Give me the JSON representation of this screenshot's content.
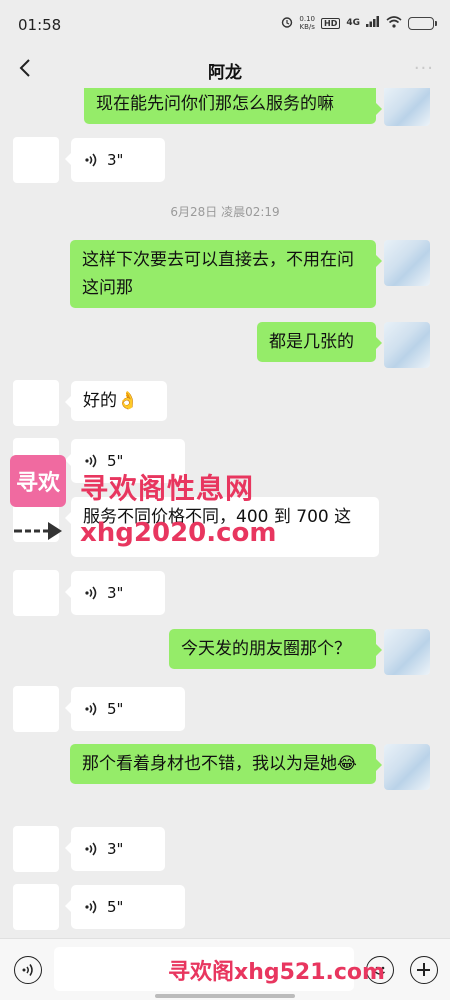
{
  "status": {
    "time": "01:58",
    "net_speed": "0.10",
    "net_unit": "KB/s",
    "hd": "HD",
    "network": "4G"
  },
  "header": {
    "title": "阿龙",
    "more": "···"
  },
  "messages": {
    "m1": "现在能先问你们那怎么服务的嘛",
    "v1": "3\"",
    "timestamp": "6月28日 凌晨02:19",
    "m2": "这样下次要去可以直接去，不用在问这问那",
    "m3": "都是几张的",
    "m4": "好的👌",
    "v2": "5\"",
    "m5": "服务不同价格不同，400 到 700 这",
    "v3": "3\"",
    "m6": "今天发的朋友圈那个？",
    "v4": "5\"",
    "m7": "那个看着身材也不错，我以为是她😂",
    "v5": "3\"",
    "v6": "5\""
  },
  "watermark": {
    "logo": "寻欢",
    "title": "寻欢阁性息网",
    "url": "xhg2020.com",
    "bottom": "寻欢阁xhg521.com"
  },
  "icons": [
    "back-icon",
    "voice-wave-icon",
    "emoji-icon",
    "plus-icon",
    "wifi-icon",
    "battery-icon"
  ]
}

# [WHAT THE TASK ASKS]
Each entry must be retyped word for word, with every image omitted.

# [ANSWER FOR THE TASK]
Give me the JSON representation of this screenshot's content.
{
  "status": {
    "time": "01:58",
    "net_speed": "0.10",
    "net_unit": "KB/s",
    "hd": "HD",
    "network": "4G"
  },
  "header": {
    "title": "阿龙",
    "more": "···"
  },
  "messages": {
    "m1": "现在能先问你们那怎么服务的嘛",
    "v1": "3\"",
    "timestamp": "6月28日 凌晨02:19",
    "m2": "这样下次要去可以直接去，不用在问这问那",
    "m3": "都是几张的",
    "m4": "好的👌",
    "v2": "5\"",
    "m5": "服务不同价格不同，400 到 700 这",
    "v3": "3\"",
    "m6": "今天发的朋友圈那个？",
    "v4": "5\"",
    "m7": "那个看着身材也不错，我以为是她😂",
    "v5": "3\"",
    "v6": "5\""
  },
  "watermark": {
    "logo": "寻欢",
    "title": "寻欢阁性息网",
    "url": "xhg2020.com",
    "bottom": "寻欢阁xhg521.com"
  },
  "icons": [
    "back-icon",
    "voice-wave-icon",
    "emoji-icon",
    "plus-icon",
    "wifi-icon",
    "battery-icon"
  ]
}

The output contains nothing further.